Problem requirements.
Below are records. Copy every line with "acids" in it.

[Transcript entries for document pages]

=-=-=

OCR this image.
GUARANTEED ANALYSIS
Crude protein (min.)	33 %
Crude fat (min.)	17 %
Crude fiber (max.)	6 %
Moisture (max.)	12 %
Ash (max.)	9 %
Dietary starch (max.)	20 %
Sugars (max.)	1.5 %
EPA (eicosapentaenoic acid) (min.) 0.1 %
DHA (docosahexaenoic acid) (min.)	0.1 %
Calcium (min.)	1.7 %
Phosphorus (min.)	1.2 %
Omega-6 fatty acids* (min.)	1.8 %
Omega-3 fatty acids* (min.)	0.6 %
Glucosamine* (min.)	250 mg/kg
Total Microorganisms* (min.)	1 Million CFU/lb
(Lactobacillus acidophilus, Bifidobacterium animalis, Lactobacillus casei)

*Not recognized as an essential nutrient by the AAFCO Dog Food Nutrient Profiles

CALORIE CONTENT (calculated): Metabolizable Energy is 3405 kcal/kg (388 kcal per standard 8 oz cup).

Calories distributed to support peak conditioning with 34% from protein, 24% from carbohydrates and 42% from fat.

=-=-=

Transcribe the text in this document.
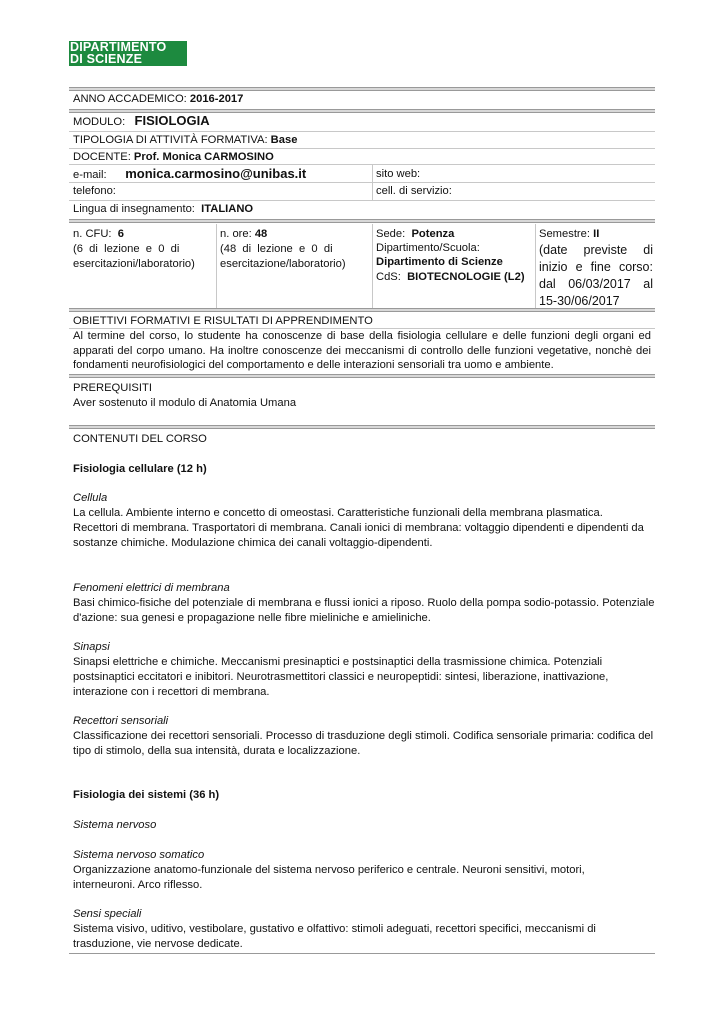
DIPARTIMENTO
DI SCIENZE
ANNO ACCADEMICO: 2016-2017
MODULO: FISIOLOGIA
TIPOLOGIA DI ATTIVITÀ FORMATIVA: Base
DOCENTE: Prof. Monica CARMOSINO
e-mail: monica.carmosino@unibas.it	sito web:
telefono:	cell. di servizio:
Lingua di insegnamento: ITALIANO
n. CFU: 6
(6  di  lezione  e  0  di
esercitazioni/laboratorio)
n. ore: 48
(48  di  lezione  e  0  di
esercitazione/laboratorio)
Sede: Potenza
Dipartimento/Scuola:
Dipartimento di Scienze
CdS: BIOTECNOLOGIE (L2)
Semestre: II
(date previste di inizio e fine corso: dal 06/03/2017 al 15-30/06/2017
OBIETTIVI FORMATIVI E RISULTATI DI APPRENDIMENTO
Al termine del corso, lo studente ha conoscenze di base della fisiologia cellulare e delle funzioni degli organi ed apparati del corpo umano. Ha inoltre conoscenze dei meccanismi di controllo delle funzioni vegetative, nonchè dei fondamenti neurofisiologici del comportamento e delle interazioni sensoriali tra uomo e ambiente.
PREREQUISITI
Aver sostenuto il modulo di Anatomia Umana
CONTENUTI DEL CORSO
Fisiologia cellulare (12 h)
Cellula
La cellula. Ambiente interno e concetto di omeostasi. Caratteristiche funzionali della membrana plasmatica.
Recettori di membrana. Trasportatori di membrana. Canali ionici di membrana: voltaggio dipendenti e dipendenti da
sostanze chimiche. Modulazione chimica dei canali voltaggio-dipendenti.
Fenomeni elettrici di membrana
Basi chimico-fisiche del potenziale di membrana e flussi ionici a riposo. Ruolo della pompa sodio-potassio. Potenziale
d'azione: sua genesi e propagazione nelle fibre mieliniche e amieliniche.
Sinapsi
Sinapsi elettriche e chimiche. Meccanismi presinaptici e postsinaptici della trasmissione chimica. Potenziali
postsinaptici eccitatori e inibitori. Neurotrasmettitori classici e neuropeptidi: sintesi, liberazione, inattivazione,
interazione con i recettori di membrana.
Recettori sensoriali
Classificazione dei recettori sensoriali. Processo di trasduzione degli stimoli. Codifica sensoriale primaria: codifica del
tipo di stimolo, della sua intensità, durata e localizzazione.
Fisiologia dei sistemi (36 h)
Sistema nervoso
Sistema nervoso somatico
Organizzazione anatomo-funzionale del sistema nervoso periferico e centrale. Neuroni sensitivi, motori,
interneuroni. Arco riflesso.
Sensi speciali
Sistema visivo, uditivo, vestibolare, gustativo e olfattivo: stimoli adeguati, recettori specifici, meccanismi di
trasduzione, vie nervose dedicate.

=-=-=

Finished exercise.
Omega-6 fatty acids* (min.)	1.8 %
Omega-3 fatty acids* (min.)	0.6 %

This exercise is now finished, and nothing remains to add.